[Start MATERIAL FOR THE TASK]

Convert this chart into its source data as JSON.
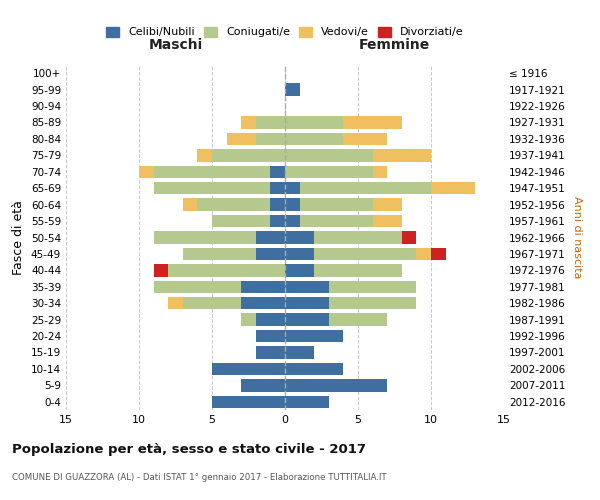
{
  "age_groups": [
    "0-4",
    "5-9",
    "10-14",
    "15-19",
    "20-24",
    "25-29",
    "30-34",
    "35-39",
    "40-44",
    "45-49",
    "50-54",
    "55-59",
    "60-64",
    "65-69",
    "70-74",
    "75-79",
    "80-84",
    "85-89",
    "90-94",
    "95-99",
    "100+"
  ],
  "birth_years": [
    "2012-2016",
    "2007-2011",
    "2002-2006",
    "1997-2001",
    "1992-1996",
    "1987-1991",
    "1982-1986",
    "1977-1981",
    "1972-1976",
    "1967-1971",
    "1962-1966",
    "1957-1961",
    "1952-1956",
    "1947-1951",
    "1942-1946",
    "1937-1941",
    "1932-1936",
    "1927-1931",
    "1922-1926",
    "1917-1921",
    "≤ 1916"
  ],
  "colors": {
    "celibi": "#3e6fa0",
    "coniugati": "#b5c98e",
    "vedovi": "#f0c060",
    "divorziati": "#cc2222"
  },
  "maschi": {
    "celibi": [
      5,
      3,
      5,
      2,
      2,
      2,
      3,
      3,
      0,
      2,
      2,
      1,
      1,
      1,
      1,
      0,
      0,
      0,
      0,
      0,
      0
    ],
    "coniugati": [
      0,
      0,
      0,
      0,
      0,
      1,
      4,
      6,
      8,
      5,
      7,
      4,
      5,
      8,
      8,
      5,
      2,
      2,
      0,
      0,
      0
    ],
    "vedovi": [
      0,
      0,
      0,
      0,
      0,
      0,
      1,
      0,
      0,
      0,
      0,
      0,
      1,
      0,
      1,
      1,
      2,
      1,
      0,
      0,
      0
    ],
    "divorziati": [
      0,
      0,
      0,
      0,
      0,
      0,
      0,
      0,
      1,
      0,
      0,
      0,
      0,
      0,
      0,
      0,
      0,
      0,
      0,
      0,
      0
    ]
  },
  "femmine": {
    "celibi": [
      3,
      7,
      4,
      2,
      4,
      3,
      3,
      3,
      2,
      2,
      2,
      1,
      1,
      1,
      0,
      0,
      0,
      0,
      0,
      1,
      0
    ],
    "coniugati": [
      0,
      0,
      0,
      0,
      0,
      4,
      6,
      6,
      6,
      7,
      6,
      5,
      5,
      9,
      6,
      6,
      4,
      4,
      0,
      0,
      0
    ],
    "vedovi": [
      0,
      0,
      0,
      0,
      0,
      0,
      0,
      0,
      0,
      1,
      0,
      2,
      2,
      3,
      1,
      4,
      3,
      4,
      0,
      0,
      0
    ],
    "divorziati": [
      0,
      0,
      0,
      0,
      0,
      0,
      0,
      0,
      0,
      1,
      1,
      0,
      0,
      0,
      0,
      0,
      0,
      0,
      0,
      0,
      0
    ]
  },
  "xlim": 15,
  "title": "Popolazione per età, sesso e stato civile - 2017",
  "subtitle": "COMUNE DI GUAZZORA (AL) - Dati ISTAT 1° gennaio 2017 - Elaborazione TUTTITALIA.IT",
  "ylabel_left": "Fasce di età",
  "ylabel_right": "Anni di nascita",
  "xlabel_maschi": "Maschi",
  "xlabel_femmine": "Femmine",
  "legend_labels": [
    "Celibi/Nubili",
    "Coniugati/e",
    "Vedovi/e",
    "Divorziati/e"
  ]
}
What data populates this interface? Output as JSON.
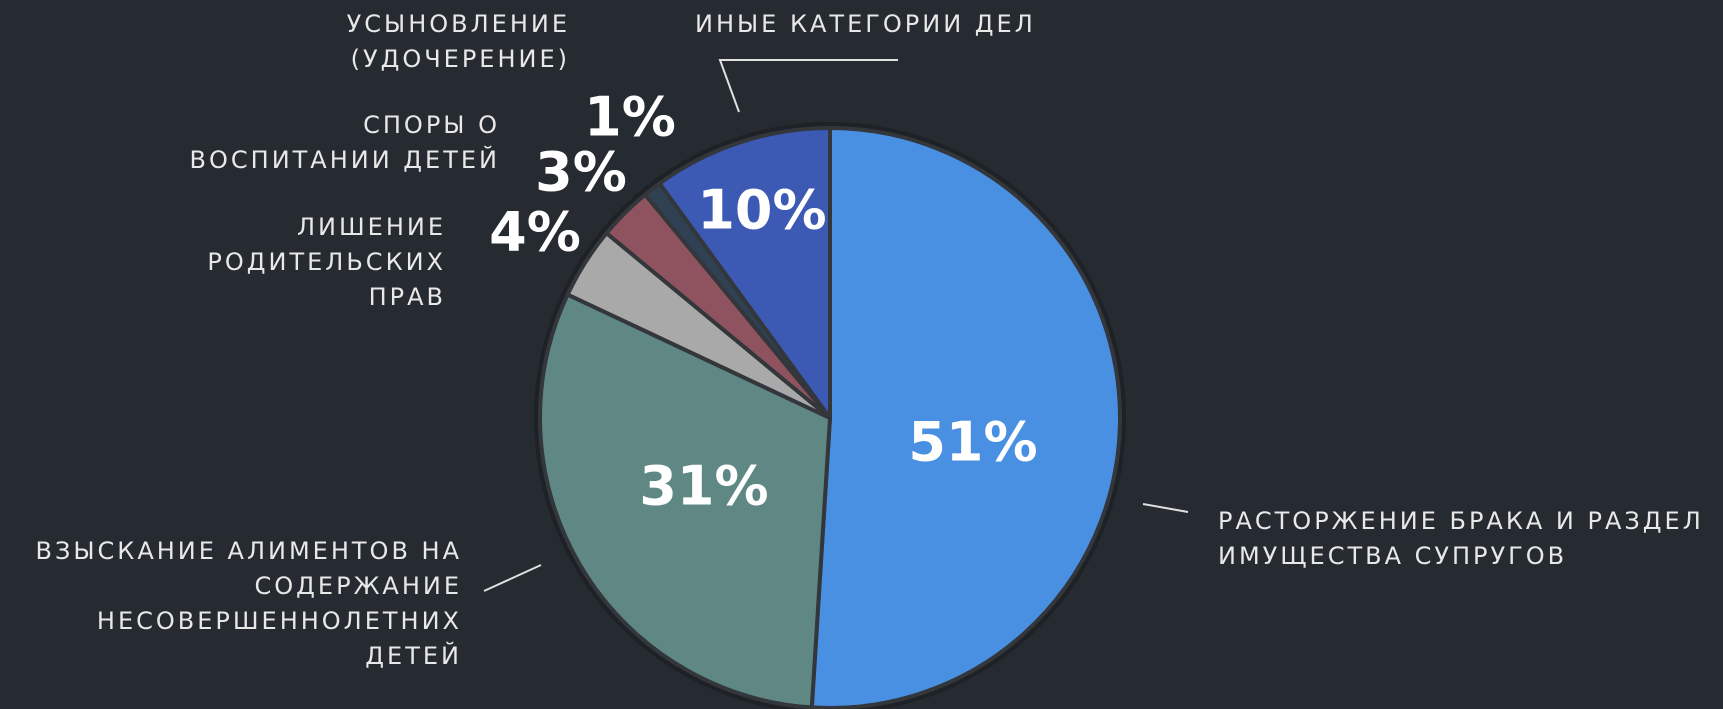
{
  "chart_data": {
    "type": "pie",
    "categories": [
      "РАСТОРЖЕНИЕ БРАКА И РАЗДЕЛ ИМУЩЕСТВА СУПРУГОВ",
      "ВЗЫСКАНИЕ АЛИМЕНТОВ НА СОДЕРЖАНИЕ НЕСОВЕРШЕННОЛЕТНИХ ДЕТЕЙ",
      "ЛИШЕНИЕ РОДИТЕЛЬСКИХ ПРАВ",
      "СПОРЫ О ВОСПИТАНИИ ДЕТЕЙ",
      "УСЫНОВЛЕНИЕ (УДОЧЕРЕНИЕ)",
      "ИНЫЕ КАТЕГОРИИ ДЕЛ"
    ],
    "values": [
      51,
      31,
      4,
      3,
      1,
      10
    ],
    "value_labels": [
      "51%",
      "31%",
      "4%",
      "3%",
      "1%",
      "10%"
    ],
    "colors": [
      "#4a90e2",
      "#5f8784",
      "#a9a9a9",
      "#8f5360",
      "#2f4152",
      "#3c59b4"
    ]
  }
}
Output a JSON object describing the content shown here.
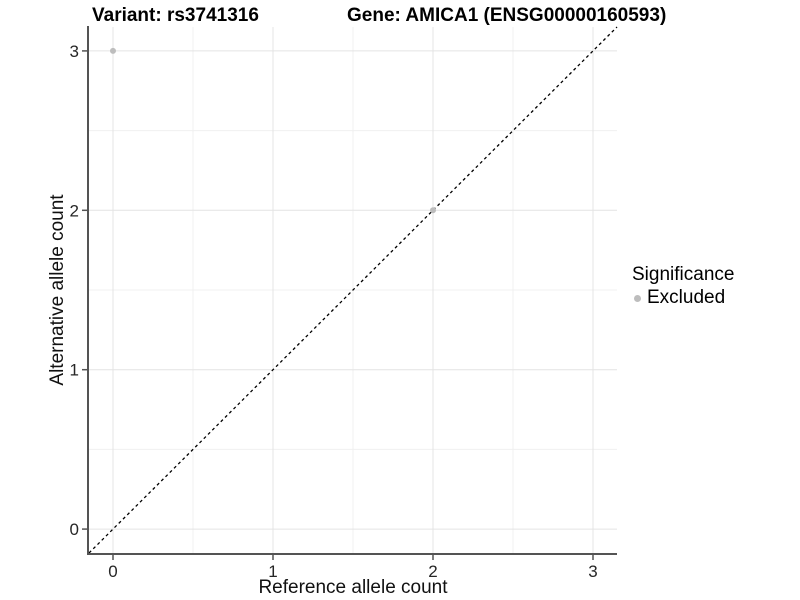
{
  "chart_data": {
    "type": "scatter",
    "titles": {
      "left": "Variant: rs3741316",
      "right": "Gene: AMICA1 (ENSG00000160593)"
    },
    "xlabel": "Reference allele count",
    "ylabel": "Alternative allele count",
    "xlim": [
      -0.15,
      3.15
    ],
    "ylim": [
      -0.15,
      3.15
    ],
    "x_ticks": [
      0,
      1,
      2,
      3
    ],
    "y_ticks": [
      0,
      1,
      2,
      3
    ],
    "x_minor": [
      0.5,
      1.5,
      2.5
    ],
    "y_minor": [
      0.5,
      1.5,
      2.5
    ],
    "grid": "major+minor",
    "legend_position": "right",
    "series": [
      {
        "name": "Excluded",
        "color": "#bdbdbd",
        "points": [
          {
            "x": 0,
            "y": 3
          },
          {
            "x": 2,
            "y": 2
          }
        ]
      }
    ],
    "identity_line": {
      "type": "abline",
      "slope": 1,
      "intercept": 0,
      "style": "dashed",
      "color": "#000000"
    },
    "legend": {
      "title": "Significance",
      "items": [
        {
          "label": "Excluded",
          "color": "#bdbdbd"
        }
      ]
    },
    "colors": {
      "background": "#ffffff",
      "grid_major": "#e4e4e4",
      "grid_minor": "#f0f0f0",
      "axis_line": "#545454",
      "tick_text": "#262626",
      "point_excluded": "#bdbdbd"
    }
  }
}
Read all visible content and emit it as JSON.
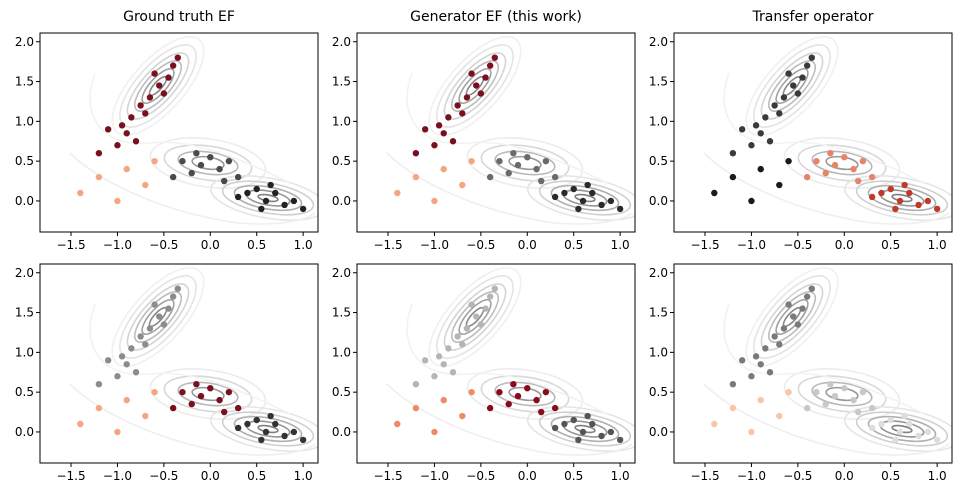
{
  "chart_data": [
    {
      "type": "scatter",
      "title": "Ground truth EF",
      "xlim": [
        -1.834,
        1.16
      ],
      "ylim": [
        -0.39,
        2.11
      ],
      "xticks": [
        {
          "value": -1.5,
          "label": "−1.5"
        },
        {
          "value": -1.0,
          "label": "−1.0"
        },
        {
          "value": -0.5,
          "label": "−0.5"
        },
        {
          "value": 0.0,
          "label": "0.0"
        },
        {
          "value": 0.5,
          "label": "0.5"
        },
        {
          "value": 1.0,
          "label": "1.0"
        }
      ],
      "yticks": [
        {
          "value": 0.0,
          "label": "0.0"
        },
        {
          "value": 0.5,
          "label": "0.5"
        },
        {
          "value": 1.0,
          "label": "1.0"
        },
        {
          "value": 1.5,
          "label": "1.5"
        },
        {
          "value": 2.0,
          "label": "2.0"
        }
      ],
      "series": [
        {
          "color": "#7a0f1f",
          "x": [
            -0.95,
            -0.85,
            -0.75,
            -0.65,
            -0.55,
            -0.45,
            -0.4,
            -0.6,
            -0.7,
            -0.9,
            -1.1,
            -1.0,
            -0.8,
            -0.5,
            -0.35,
            -1.2
          ],
          "y": [
            0.95,
            1.05,
            1.2,
            1.3,
            1.45,
            1.55,
            1.7,
            1.6,
            1.1,
            0.85,
            0.9,
            0.7,
            0.75,
            1.35,
            1.8,
            0.6
          ]
        },
        {
          "color": "#4a4a4a",
          "x": [
            -0.3,
            -0.1,
            0.1,
            0.0,
            -0.2,
            0.2,
            -0.4,
            0.3,
            -0.15,
            0.15
          ],
          "y": [
            0.5,
            0.45,
            0.4,
            0.55,
            0.35,
            0.5,
            0.3,
            0.3,
            0.6,
            0.25
          ]
        },
        {
          "color": "#222222",
          "x": [
            0.4,
            0.6,
            0.8,
            0.5,
            0.7,
            0.9,
            0.3,
            0.55,
            1.0,
            0.65
          ],
          "y": [
            0.1,
            0.0,
            -0.05,
            0.15,
            0.1,
            0.0,
            0.05,
            -0.1,
            -0.1,
            0.2
          ]
        },
        {
          "color": "#f4a582",
          "x": [
            -1.2,
            -0.9,
            -1.4,
            -0.7,
            -1.0,
            -0.6
          ],
          "y": [
            0.3,
            0.4,
            0.1,
            0.2,
            0.0,
            0.5
          ]
        }
      ]
    },
    {
      "type": "scatter",
      "title": "Generator EF (this work)",
      "xlim": [
        -1.834,
        1.16
      ],
      "ylim": [
        -0.39,
        2.11
      ],
      "xticks": [
        {
          "value": -1.5,
          "label": "−1.5"
        },
        {
          "value": -1.0,
          "label": "−1.0"
        },
        {
          "value": -0.5,
          "label": "−0.5"
        },
        {
          "value": 0.0,
          "label": "0.0"
        },
        {
          "value": 0.5,
          "label": "0.5"
        },
        {
          "value": 1.0,
          "label": "1.0"
        }
      ],
      "yticks": [
        {
          "value": 0.0,
          "label": "0.0"
        },
        {
          "value": 0.5,
          "label": "0.5"
        },
        {
          "value": 1.0,
          "label": "1.0"
        },
        {
          "value": 1.5,
          "label": "1.5"
        },
        {
          "value": 2.0,
          "label": "2.0"
        }
      ],
      "series": [
        {
          "color": "#7a0f1f",
          "x": [
            -0.95,
            -0.85,
            -0.75,
            -0.65,
            -0.55,
            -0.45,
            -0.4,
            -0.6,
            -0.7,
            -0.9,
            -1.1,
            -1.0,
            -0.8,
            -0.5,
            -0.35,
            -1.2
          ],
          "y": [
            0.95,
            1.05,
            1.2,
            1.3,
            1.45,
            1.55,
            1.7,
            1.6,
            1.1,
            0.85,
            0.9,
            0.7,
            0.75,
            1.35,
            1.8,
            0.6
          ]
        },
        {
          "color": "#6a6a6a",
          "x": [
            -0.3,
            -0.1,
            0.1,
            0.0,
            -0.2,
            0.2,
            -0.4,
            0.3,
            -0.15,
            0.15
          ],
          "y": [
            0.5,
            0.45,
            0.4,
            0.55,
            0.35,
            0.5,
            0.3,
            0.3,
            0.6,
            0.25
          ]
        },
        {
          "color": "#2a2a2a",
          "x": [
            0.4,
            0.6,
            0.8,
            0.5,
            0.7,
            0.9,
            0.3,
            0.55,
            1.0,
            0.65
          ],
          "y": [
            0.1,
            0.0,
            -0.05,
            0.15,
            0.1,
            0.0,
            0.05,
            -0.1,
            -0.1,
            0.2
          ]
        },
        {
          "color": "#f4a582",
          "x": [
            -1.2,
            -0.9,
            -1.4,
            -0.7,
            -1.0,
            -0.6
          ],
          "y": [
            0.3,
            0.4,
            0.1,
            0.2,
            0.0,
            0.5
          ]
        }
      ]
    },
    {
      "type": "scatter",
      "title": "Transfer operator",
      "xlim": [
        -1.834,
        1.16
      ],
      "ylim": [
        -0.39,
        2.11
      ],
      "xticks": [
        {
          "value": -1.5,
          "label": "−1.5"
        },
        {
          "value": -1.0,
          "label": "−1.0"
        },
        {
          "value": -0.5,
          "label": "−0.5"
        },
        {
          "value": 0.0,
          "label": "0.0"
        },
        {
          "value": 0.5,
          "label": "0.5"
        },
        {
          "value": 1.0,
          "label": "1.0"
        }
      ],
      "yticks": [
        {
          "value": 0.0,
          "label": "0.0"
        },
        {
          "value": 0.5,
          "label": "0.5"
        },
        {
          "value": 1.0,
          "label": "1.0"
        },
        {
          "value": 1.5,
          "label": "1.5"
        },
        {
          "value": 2.0,
          "label": "2.0"
        }
      ],
      "series": [
        {
          "color": "#3a3a3a",
          "x": [
            -0.95,
            -0.85,
            -0.75,
            -0.65,
            -0.55,
            -0.45,
            -0.4,
            -0.6,
            -0.7,
            -0.9,
            -1.1,
            -1.0,
            -0.8,
            -0.5,
            -0.35,
            -1.2
          ],
          "y": [
            0.95,
            1.05,
            1.2,
            1.3,
            1.45,
            1.55,
            1.7,
            1.6,
            1.1,
            0.85,
            0.9,
            0.7,
            0.75,
            1.35,
            1.8,
            0.6
          ]
        },
        {
          "color": "#e8836a",
          "x": [
            -0.3,
            -0.1,
            0.1,
            0.0,
            -0.2,
            0.2,
            -0.4,
            0.3,
            -0.15,
            0.15
          ],
          "y": [
            0.5,
            0.45,
            0.4,
            0.55,
            0.35,
            0.5,
            0.3,
            0.3,
            0.6,
            0.25
          ]
        },
        {
          "color": "#c0392b",
          "x": [
            0.4,
            0.6,
            0.8,
            0.5,
            0.7,
            0.9,
            0.3,
            0.55,
            1.0,
            0.65
          ],
          "y": [
            0.1,
            0.0,
            -0.05,
            0.15,
            0.1,
            0.0,
            0.05,
            -0.1,
            -0.1,
            0.2
          ]
        },
        {
          "color": "#1a1a1a",
          "x": [
            -1.2,
            -0.9,
            -1.4,
            -0.7,
            -1.0,
            -0.6
          ],
          "y": [
            0.3,
            0.4,
            0.1,
            0.2,
            0.0,
            0.5
          ]
        }
      ]
    },
    {
      "type": "scatter",
      "xlim": [
        -1.834,
        1.16
      ],
      "ylim": [
        -0.39,
        2.11
      ],
      "xticks": [
        {
          "value": -1.5,
          "label": "−1.5"
        },
        {
          "value": -1.0,
          "label": "−1.0"
        },
        {
          "value": -0.5,
          "label": "−0.5"
        },
        {
          "value": 0.0,
          "label": "0.0"
        },
        {
          "value": 0.5,
          "label": "0.5"
        },
        {
          "value": 1.0,
          "label": "1.0"
        }
      ],
      "yticks": [
        {
          "value": 0.0,
          "label": "0.0"
        },
        {
          "value": 0.5,
          "label": "0.5"
        },
        {
          "value": 1.0,
          "label": "1.0"
        },
        {
          "value": 1.5,
          "label": "1.5"
        },
        {
          "value": 2.0,
          "label": "2.0"
        }
      ],
      "series": [
        {
          "color": "#8c8c8c",
          "x": [
            -0.95,
            -0.85,
            -0.75,
            -0.65,
            -0.55,
            -0.45,
            -0.4,
            -0.6,
            -0.7,
            -0.9,
            -1.1,
            -1.0,
            -0.8,
            -0.5,
            -0.35,
            -1.2
          ],
          "y": [
            0.95,
            1.05,
            1.2,
            1.3,
            1.45,
            1.55,
            1.7,
            1.6,
            1.1,
            0.85,
            0.9,
            0.7,
            0.75,
            1.35,
            1.8,
            0.6
          ]
        },
        {
          "color": "#7a0f1f",
          "x": [
            -0.3,
            -0.1,
            0.1,
            0.0,
            -0.2,
            0.2,
            -0.4,
            0.3,
            -0.15,
            0.15
          ],
          "y": [
            0.5,
            0.45,
            0.4,
            0.55,
            0.35,
            0.5,
            0.3,
            0.3,
            0.6,
            0.25
          ]
        },
        {
          "color": "#333333",
          "x": [
            0.4,
            0.6,
            0.8,
            0.5,
            0.7,
            0.9,
            0.3,
            0.55,
            1.0,
            0.65
          ],
          "y": [
            0.1,
            0.0,
            -0.05,
            0.15,
            0.1,
            0.0,
            0.05,
            -0.1,
            -0.1,
            0.2
          ]
        },
        {
          "color": "#f4a582",
          "x": [
            -1.2,
            -0.9,
            -1.4,
            -0.7,
            -1.0,
            -0.6
          ],
          "y": [
            0.3,
            0.4,
            0.1,
            0.2,
            0.0,
            0.5
          ]
        }
      ]
    },
    {
      "type": "scatter",
      "xlim": [
        -1.834,
        1.16
      ],
      "ylim": [
        -0.39,
        2.11
      ],
      "xticks": [
        {
          "value": -1.5,
          "label": "−1.5"
        },
        {
          "value": -1.0,
          "label": "−1.0"
        },
        {
          "value": -0.5,
          "label": "−0.5"
        },
        {
          "value": 0.0,
          "label": "0.0"
        },
        {
          "value": 0.5,
          "label": "0.5"
        },
        {
          "value": 1.0,
          "label": "1.0"
        }
      ],
      "yticks": [
        {
          "value": 0.0,
          "label": "0.0"
        },
        {
          "value": 0.5,
          "label": "0.5"
        },
        {
          "value": 1.0,
          "label": "1.0"
        },
        {
          "value": 1.5,
          "label": "1.5"
        },
        {
          "value": 2.0,
          "label": "2.0"
        }
      ],
      "series": [
        {
          "color": "#b5b5b5",
          "x": [
            -0.95,
            -0.85,
            -0.75,
            -0.65,
            -0.55,
            -0.45,
            -0.4,
            -0.6,
            -0.7,
            -0.9,
            -1.1,
            -1.0,
            -0.8,
            -0.5,
            -0.35,
            -1.2
          ],
          "y": [
            0.95,
            1.05,
            1.2,
            1.3,
            1.45,
            1.55,
            1.7,
            1.6,
            1.1,
            0.85,
            0.9,
            0.7,
            0.75,
            1.35,
            1.8,
            0.6
          ]
        },
        {
          "color": "#8b0a1a",
          "x": [
            -0.3,
            -0.1,
            0.1,
            0.0,
            -0.2,
            0.2,
            -0.4,
            0.3,
            -0.15,
            0.15
          ],
          "y": [
            0.5,
            0.45,
            0.4,
            0.55,
            0.35,
            0.5,
            0.3,
            0.3,
            0.6,
            0.25
          ]
        },
        {
          "color": "#555555",
          "x": [
            0.4,
            0.6,
            0.8,
            0.5,
            0.7,
            0.9,
            0.3,
            0.55,
            1.0,
            0.65
          ],
          "y": [
            0.1,
            0.0,
            -0.05,
            0.15,
            0.1,
            0.0,
            0.05,
            -0.1,
            -0.1,
            0.2
          ]
        },
        {
          "color": "#ef8a62",
          "x": [
            -1.2,
            -0.9,
            -1.4,
            -0.7,
            -1.0,
            -0.6
          ],
          "y": [
            0.3,
            0.4,
            0.1,
            0.2,
            0.0,
            0.5
          ]
        }
      ]
    },
    {
      "type": "scatter",
      "xlim": [
        -1.834,
        1.16
      ],
      "ylim": [
        -0.39,
        2.11
      ],
      "xticks": [
        {
          "value": -1.5,
          "label": "−1.5"
        },
        {
          "value": -1.0,
          "label": "−1.0"
        },
        {
          "value": -0.5,
          "label": "−0.5"
        },
        {
          "value": 0.0,
          "label": "0.0"
        },
        {
          "value": 0.5,
          "label": "0.5"
        },
        {
          "value": 1.0,
          "label": "1.0"
        }
      ],
      "yticks": [
        {
          "value": 0.0,
          "label": "0.0"
        },
        {
          "value": 0.5,
          "label": "0.5"
        },
        {
          "value": 1.0,
          "label": "1.0"
        },
        {
          "value": 1.5,
          "label": "1.5"
        },
        {
          "value": 2.0,
          "label": "2.0"
        }
      ],
      "series": [
        {
          "color": "#7a7a7a",
          "x": [
            -0.95,
            -0.85,
            -0.75,
            -0.65,
            -0.55,
            -0.45,
            -0.4,
            -0.6,
            -0.7,
            -0.9,
            -1.1,
            -1.0,
            -0.8,
            -0.5,
            -0.35,
            -1.2
          ],
          "y": [
            0.95,
            1.05,
            1.2,
            1.3,
            1.45,
            1.55,
            1.7,
            1.6,
            1.1,
            0.85,
            0.9,
            0.7,
            0.75,
            1.35,
            1.8,
            0.6
          ]
        },
        {
          "color": "#c8c8c8",
          "x": [
            -0.3,
            -0.1,
            0.1,
            0.0,
            -0.2,
            0.2,
            -0.4,
            0.3,
            -0.15,
            0.15
          ],
          "y": [
            0.5,
            0.45,
            0.4,
            0.55,
            0.35,
            0.5,
            0.3,
            0.3,
            0.6,
            0.25
          ]
        },
        {
          "color": "#dddddd",
          "x": [
            0.4,
            0.6,
            0.8,
            0.5,
            0.7,
            0.9,
            0.3,
            0.55,
            1.0,
            0.65
          ],
          "y": [
            0.1,
            0.0,
            -0.05,
            0.15,
            0.1,
            0.0,
            0.05,
            -0.1,
            -0.1,
            0.2
          ]
        },
        {
          "color": "#fbc4a8",
          "x": [
            -1.2,
            -0.9,
            -1.4,
            -0.7,
            -1.0,
            -0.6
          ],
          "y": [
            0.3,
            0.4,
            0.1,
            0.2,
            0.0,
            0.5
          ]
        }
      ]
    }
  ]
}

[End MATERIAL FOR THE TASK]

Show each line in the entries that holds the string "ДЕТЕЙ".

      "ВЗЫСКАНИЕ АЛИМЕНТОВ НА СОДЕРЖАНИЕ НЕСОВЕРШЕННОЛЕТНИХ ДЕТЕЙ",
      "СПОРЫ О ВОСПИТАНИИ ДЕТЕЙ",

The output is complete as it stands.